— Short problem —
Leave out the pictures and transcribe the rest of the records exactly.

— Provided records —
....

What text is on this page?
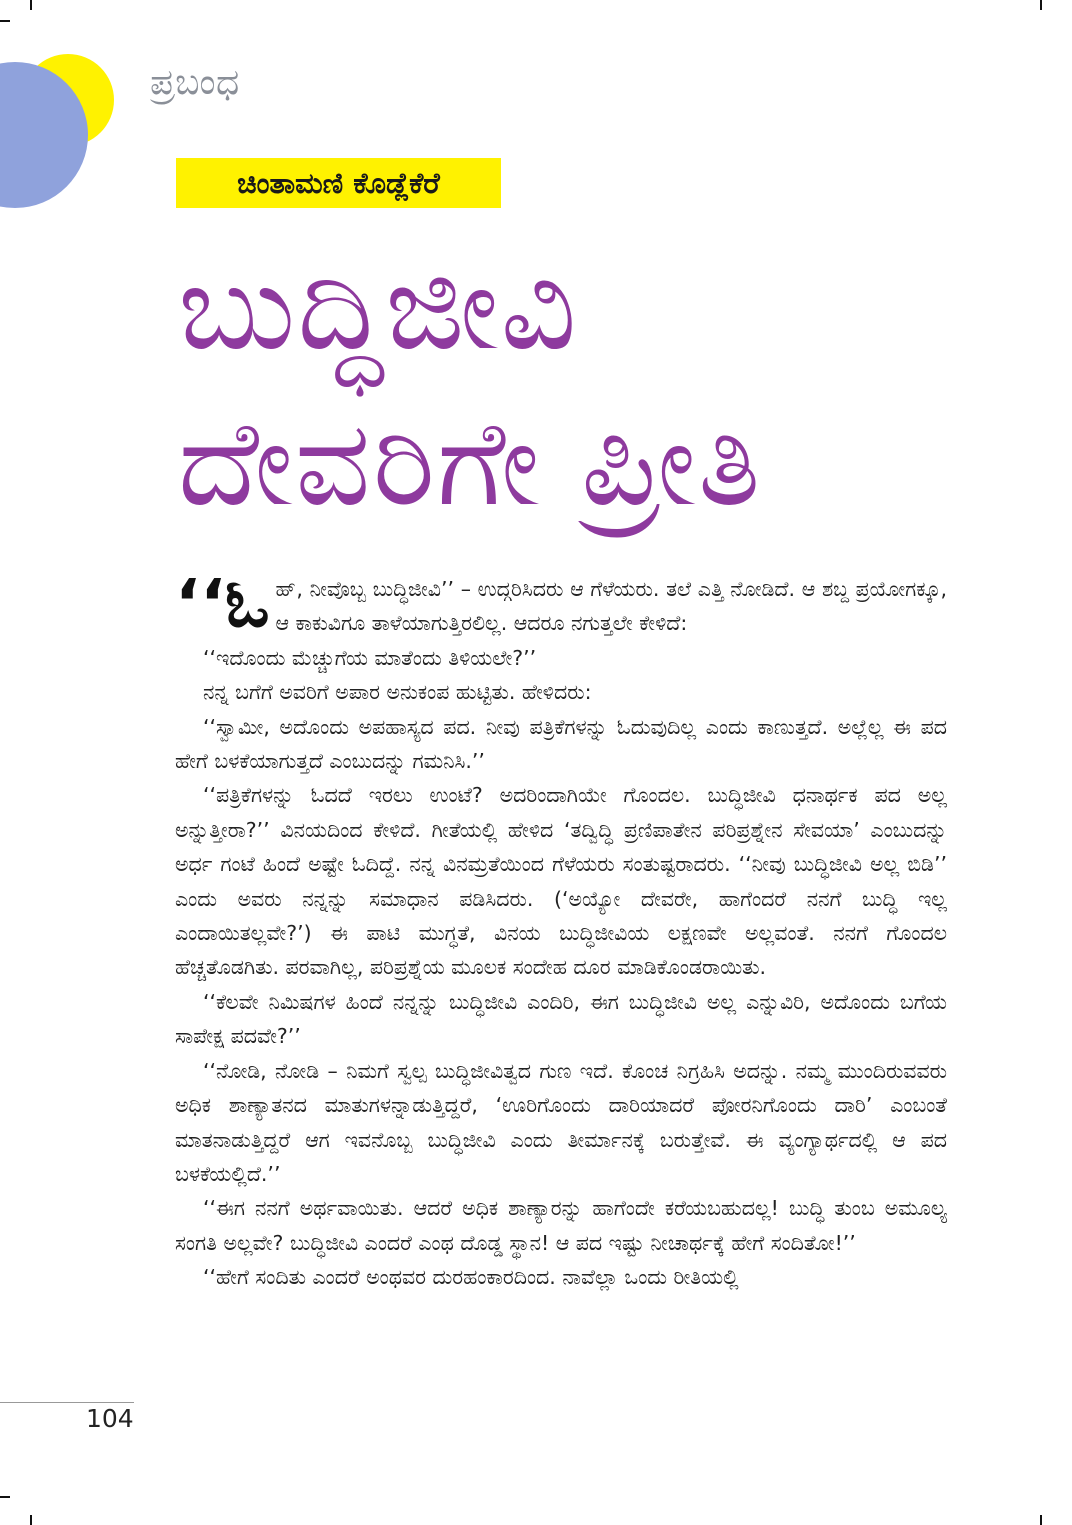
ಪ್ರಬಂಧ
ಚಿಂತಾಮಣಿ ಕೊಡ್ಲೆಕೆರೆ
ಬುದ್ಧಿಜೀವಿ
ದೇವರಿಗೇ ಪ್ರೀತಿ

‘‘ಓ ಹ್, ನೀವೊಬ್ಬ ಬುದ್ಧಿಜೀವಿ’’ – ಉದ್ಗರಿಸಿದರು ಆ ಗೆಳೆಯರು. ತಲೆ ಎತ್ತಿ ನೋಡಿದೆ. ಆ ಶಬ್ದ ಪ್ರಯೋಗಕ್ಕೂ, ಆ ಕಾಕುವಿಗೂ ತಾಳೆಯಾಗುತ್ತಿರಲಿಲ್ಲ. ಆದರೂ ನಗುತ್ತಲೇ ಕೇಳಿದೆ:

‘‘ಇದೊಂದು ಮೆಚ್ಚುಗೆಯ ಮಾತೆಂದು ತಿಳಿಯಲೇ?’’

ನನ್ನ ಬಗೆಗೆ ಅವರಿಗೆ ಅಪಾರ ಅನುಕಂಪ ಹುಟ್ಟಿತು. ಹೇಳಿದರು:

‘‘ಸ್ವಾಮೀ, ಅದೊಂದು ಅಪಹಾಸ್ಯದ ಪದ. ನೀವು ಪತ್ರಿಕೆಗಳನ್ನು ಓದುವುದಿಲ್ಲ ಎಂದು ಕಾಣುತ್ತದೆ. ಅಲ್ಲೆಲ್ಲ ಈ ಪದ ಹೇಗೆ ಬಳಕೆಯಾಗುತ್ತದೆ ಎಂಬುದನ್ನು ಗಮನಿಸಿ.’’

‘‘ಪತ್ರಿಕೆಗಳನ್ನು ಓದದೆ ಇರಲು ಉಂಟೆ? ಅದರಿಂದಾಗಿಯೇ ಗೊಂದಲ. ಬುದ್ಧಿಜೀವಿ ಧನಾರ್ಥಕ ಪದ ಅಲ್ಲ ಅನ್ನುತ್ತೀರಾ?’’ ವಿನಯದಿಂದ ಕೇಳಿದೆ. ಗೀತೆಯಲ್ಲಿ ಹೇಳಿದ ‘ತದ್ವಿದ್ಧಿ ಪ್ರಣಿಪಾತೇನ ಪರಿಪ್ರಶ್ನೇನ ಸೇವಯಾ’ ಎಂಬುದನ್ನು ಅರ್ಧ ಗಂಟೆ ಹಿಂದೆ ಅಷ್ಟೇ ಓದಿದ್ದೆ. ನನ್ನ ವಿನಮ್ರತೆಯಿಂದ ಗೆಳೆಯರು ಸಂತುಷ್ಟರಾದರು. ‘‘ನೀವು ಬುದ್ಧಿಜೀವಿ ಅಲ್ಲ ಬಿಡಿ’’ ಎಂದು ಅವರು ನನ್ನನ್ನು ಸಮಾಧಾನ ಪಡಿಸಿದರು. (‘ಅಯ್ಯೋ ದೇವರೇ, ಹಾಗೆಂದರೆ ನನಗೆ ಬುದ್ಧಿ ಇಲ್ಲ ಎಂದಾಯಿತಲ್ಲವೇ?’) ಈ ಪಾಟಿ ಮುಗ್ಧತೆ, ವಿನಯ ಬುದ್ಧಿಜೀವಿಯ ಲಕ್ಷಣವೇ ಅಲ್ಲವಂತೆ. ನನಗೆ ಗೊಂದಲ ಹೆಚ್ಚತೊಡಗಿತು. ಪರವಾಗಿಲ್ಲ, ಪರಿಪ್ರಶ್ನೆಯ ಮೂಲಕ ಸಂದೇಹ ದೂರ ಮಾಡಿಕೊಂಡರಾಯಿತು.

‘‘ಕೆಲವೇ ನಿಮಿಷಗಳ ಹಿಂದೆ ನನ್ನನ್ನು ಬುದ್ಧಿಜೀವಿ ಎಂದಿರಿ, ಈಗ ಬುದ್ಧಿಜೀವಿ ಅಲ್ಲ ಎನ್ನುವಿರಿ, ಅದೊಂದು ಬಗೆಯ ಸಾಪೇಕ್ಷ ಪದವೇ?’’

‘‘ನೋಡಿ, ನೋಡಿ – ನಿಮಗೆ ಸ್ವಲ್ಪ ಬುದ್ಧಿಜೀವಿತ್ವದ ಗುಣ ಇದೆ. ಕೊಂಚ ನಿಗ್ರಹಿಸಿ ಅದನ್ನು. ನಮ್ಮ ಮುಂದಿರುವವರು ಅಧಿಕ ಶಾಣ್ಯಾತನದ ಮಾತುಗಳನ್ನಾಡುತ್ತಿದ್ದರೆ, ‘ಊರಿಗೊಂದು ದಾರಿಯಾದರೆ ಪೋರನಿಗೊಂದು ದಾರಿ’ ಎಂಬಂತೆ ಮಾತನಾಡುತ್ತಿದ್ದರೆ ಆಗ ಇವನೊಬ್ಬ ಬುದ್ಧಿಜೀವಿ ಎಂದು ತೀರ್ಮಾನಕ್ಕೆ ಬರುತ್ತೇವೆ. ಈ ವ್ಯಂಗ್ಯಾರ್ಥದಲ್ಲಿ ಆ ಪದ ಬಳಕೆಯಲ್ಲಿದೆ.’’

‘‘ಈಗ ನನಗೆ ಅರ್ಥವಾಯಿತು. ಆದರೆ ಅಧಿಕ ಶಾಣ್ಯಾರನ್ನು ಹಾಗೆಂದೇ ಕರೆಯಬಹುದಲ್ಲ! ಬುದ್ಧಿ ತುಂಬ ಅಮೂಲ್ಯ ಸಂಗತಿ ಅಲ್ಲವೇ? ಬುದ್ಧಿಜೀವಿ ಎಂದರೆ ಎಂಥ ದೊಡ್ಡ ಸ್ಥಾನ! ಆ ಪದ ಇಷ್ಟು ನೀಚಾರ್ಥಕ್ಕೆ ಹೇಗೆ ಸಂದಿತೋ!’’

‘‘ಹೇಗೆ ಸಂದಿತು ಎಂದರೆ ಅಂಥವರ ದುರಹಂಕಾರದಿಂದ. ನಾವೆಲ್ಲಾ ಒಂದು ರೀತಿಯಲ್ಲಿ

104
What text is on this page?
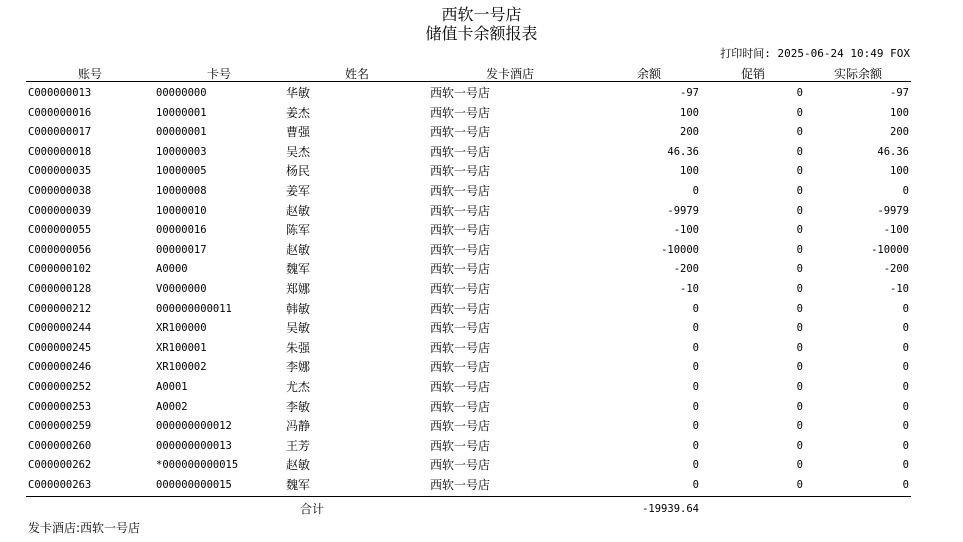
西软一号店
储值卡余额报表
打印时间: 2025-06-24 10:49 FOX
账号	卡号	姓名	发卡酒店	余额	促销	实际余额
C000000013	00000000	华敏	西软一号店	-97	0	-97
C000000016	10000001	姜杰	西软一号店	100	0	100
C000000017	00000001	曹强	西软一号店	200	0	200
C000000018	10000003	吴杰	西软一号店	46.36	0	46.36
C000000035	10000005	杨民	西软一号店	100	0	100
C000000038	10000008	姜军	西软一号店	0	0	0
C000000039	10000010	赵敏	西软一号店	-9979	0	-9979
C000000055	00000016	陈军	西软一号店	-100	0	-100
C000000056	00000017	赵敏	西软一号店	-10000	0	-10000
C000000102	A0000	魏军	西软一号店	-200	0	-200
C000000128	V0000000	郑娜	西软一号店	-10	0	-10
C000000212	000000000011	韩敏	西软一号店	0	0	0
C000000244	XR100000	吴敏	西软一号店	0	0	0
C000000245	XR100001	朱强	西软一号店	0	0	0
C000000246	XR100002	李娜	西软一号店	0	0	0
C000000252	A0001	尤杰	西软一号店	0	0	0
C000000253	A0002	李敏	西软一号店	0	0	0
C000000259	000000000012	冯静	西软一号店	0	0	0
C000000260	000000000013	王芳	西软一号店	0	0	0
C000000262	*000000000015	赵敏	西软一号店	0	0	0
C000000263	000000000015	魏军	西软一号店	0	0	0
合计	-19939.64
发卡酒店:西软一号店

....

— Solution to this exercise —
What text is on this page?
ಪ್ರಬಂಧ
ಚಿಂತಾಮಣಿ ಕೊಡ್ಲೆಕೆರೆ
ಬುದ್ಧಿಜೀವಿ
ದೇವರಿಗೇ ಪ್ರೀತಿ

‘‘ಓ ಹ್, ನೀವೊಬ್ಬ ಬುದ್ಧಿಜೀವಿ’’ – ಉದ್ಗರಿಸಿದರು ಆ ಗೆಳೆಯರು. ತಲೆ ಎತ್ತಿ ನೋಡಿದೆ. ಆ ಶಬ್ದ ಪ್ರಯೋಗಕ್ಕೂ, ಆ ಕಾಕುವಿಗೂ ತಾಳೆಯಾಗುತ್ತಿರಲಿಲ್ಲ. ಆದರೂ ನಗುತ್ತಲೇ ಕೇಳಿದೆ:

‘‘ಇದೊಂದು ಮೆಚ್ಚುಗೆಯ ಮಾತೆಂದು ತಿಳಿಯಲೇ?’’

ನನ್ನ ಬಗೆಗೆ ಅವರಿಗೆ ಅಪಾರ ಅನುಕಂಪ ಹುಟ್ಟಿತು. ಹೇಳಿದರು:

‘‘ಸ್ವಾಮೀ, ಅದೊಂದು ಅಪಹಾಸ್ಯದ ಪದ. ನೀವು ಪತ್ರಿಕೆಗಳನ್ನು ಓದುವುದಿಲ್ಲ ಎಂದು ಕಾಣುತ್ತದೆ. ಅಲ್ಲೆಲ್ಲ ಈ ಪದ ಹೇಗೆ ಬಳಕೆಯಾಗುತ್ತದೆ ಎಂಬುದನ್ನು ಗಮನಿಸಿ.’’

‘‘ಪತ್ರಿಕೆಗಳನ್ನು ಓದದೆ ಇರಲು ಉಂಟೆ? ಅದರಿಂದಾಗಿಯೇ ಗೊಂದಲ. ಬುದ್ಧಿಜೀವಿ ಧನಾರ್ಥಕ ಪದ ಅಲ್ಲ ಅನ್ನುತ್ತೀರಾ?’’ ವಿನಯದಿಂದ ಕೇಳಿದೆ. ಗೀತೆಯಲ್ಲಿ ಹೇಳಿದ ‘ತದ್ವಿದ್ಧಿ ಪ್ರಣಿಪಾತೇನ ಪರಿಪ್ರಶ್ನೇನ ಸೇವಯಾ’ ಎಂಬುದನ್ನು ಅರ್ಧ ಗಂಟೆ ಹಿಂದೆ ಅಷ್ಟೇ ಓದಿದ್ದೆ. ನನ್ನ ವಿನಮ್ರತೆಯಿಂದ ಗೆಳೆಯರು ಸಂತುಷ್ಟರಾದರು. ‘‘ನೀವು ಬುದ್ಧಿಜೀವಿ ಅಲ್ಲ ಬಿಡಿ’’ ಎಂದು ಅವರು ನನ್ನನ್ನು ಸಮಾಧಾನ ಪಡಿಸಿದರು. (‘ಅಯ್ಯೋ ದೇವರೇ, ಹಾಗೆಂದರೆ ನನಗೆ ಬುದ್ಧಿ ಇಲ್ಲ ಎಂದಾಯಿತಲ್ಲವೇ?’) ಈ ಪಾಟಿ ಮುಗ್ಧತೆ, ವಿನಯ ಬುದ್ಧಿಜೀವಿಯ ಲಕ್ಷಣವೇ ಅಲ್ಲವಂತೆ. ನನಗೆ ಗೊಂದಲ ಹೆಚ್ಚತೊಡಗಿತು. ಪರವಾಗಿಲ್ಲ, ಪರಿಪ್ರಶ್ನೆಯ ಮೂಲಕ ಸಂದೇಹ ದೂರ ಮಾಡಿಕೊಂಡರಾಯಿತು.

‘‘ಕೆಲವೇ ನಿಮಿಷಗಳ ಹಿಂದೆ ನನ್ನನ್ನು ಬುದ್ಧಿಜೀವಿ ಎಂದಿರಿ, ಈಗ ಬುದ್ಧಿಜೀವಿ ಅಲ್ಲ ಎನ್ನುವಿರಿ, ಅದೊಂದು ಬಗೆಯ ಸಾಪೇಕ್ಷ ಪದವೇ?’’

‘‘ನೋಡಿ, ನೋಡಿ – ನಿಮಗೆ ಸ್ವಲ್ಪ ಬುದ್ಧಿಜೀವಿತ್ವದ ಗುಣ ಇದೆ. ಕೊಂಚ ನಿಗ್ರಹಿಸಿ ಅದನ್ನು. ನಮ್ಮ ಮುಂದಿರುವವರು ಅಧಿಕ ಶಾಣ್ಯಾತನದ ಮಾತುಗಳನ್ನಾಡುತ್ತಿದ್ದರೆ, ‘ಊರಿಗೊಂದು ದಾರಿಯಾದರೆ ಪೋರನಿಗೊಂದು ದಾರಿ’ ಎಂಬಂತೆ ಮಾತನಾಡುತ್ತಿದ್ದರೆ ಆಗ ಇವನೊಬ್ಬ ಬುದ್ಧಿಜೀವಿ ಎಂದು ತೀರ್ಮಾನಕ್ಕೆ ಬರುತ್ತೇವೆ. ಈ ವ್ಯಂಗ್ಯಾರ್ಥದಲ್ಲಿ ಆ ಪದ ಬಳಕೆಯಲ್ಲಿದೆ.’’

‘‘ಈಗ ನನಗೆ ಅರ್ಥವಾಯಿತು. ಆದರೆ ಅಧಿಕ ಶಾಣ್ಯಾರನ್ನು ಹಾಗೆಂದೇ ಕರೆಯಬಹುದಲ್ಲ! ಬುದ್ಧಿ ತುಂಬ ಅಮೂಲ್ಯ ಸಂಗತಿ ಅಲ್ಲವೇ? ಬುದ್ಧಿಜೀವಿ ಎಂದರೆ ಎಂಥ ದೊಡ್ಡ ಸ್ಥಾನ! ಆ ಪದ ಇಷ್ಟು ನೀಚಾರ್ಥಕ್ಕೆ ಹೇಗೆ ಸಂದಿತೋ!’’

‘‘ಹೇಗೆ ಸಂದಿತು ಎಂದರೆ ಅಂಥವರ ದುರಹಂಕಾರದಿಂದ. ನಾವೆಲ್ಲಾ ಒಂದು ರೀತಿಯಲ್ಲಿ

104
What text is on this page?
西软一号店
储值卡余额报表
打印时间: 2025-06-24 10:49 FOX
账号	卡号	姓名	发卡酒店	余额	促销	实际余额
C000000013	00000000	华敏	西软一号店	-97	0	-97
C000000016	10000001	姜杰	西软一号店	100	0	100
C000000017	00000001	曹强	西软一号店	200	0	200
C000000018	10000003	吴杰	西软一号店	46.36	0	46.36
C000000035	10000005	杨民	西软一号店	100	0	100
C000000038	10000008	姜军	西软一号店	0	0	0
C000000039	10000010	赵敏	西软一号店	-9979	0	-9979
C000000055	00000016	陈军	西软一号店	-100	0	-100
C000000056	00000017	赵敏	西软一号店	-10000	0	-10000
C000000102	A0000	魏军	西软一号店	-200	0	-200
C000000128	V0000000	郑娜	西软一号店	-10	0	-10
C000000212	000000000011	韩敏	西软一号店	0	0	0
C000000244	XR100000	吴敏	西软一号店	0	0	0
C000000245	XR100001	朱强	西软一号店	0	0	0
C000000246	XR100002	李娜	西软一号店	0	0	0
C000000252	A0001	尤杰	西软一号店	0	0	0
C000000253	A0002	李敏	西软一号店	0	0	0
C000000259	000000000012	冯静	西软一号店	0	0	0
C000000260	000000000013	王芳	西软一号店	0	0	0
C000000262	*000000000015	赵敏	西软一号店	0	0	0
C000000263	000000000015	魏军	西软一号店	0	0	0
合计	-19939.64
发卡酒店:西软一号店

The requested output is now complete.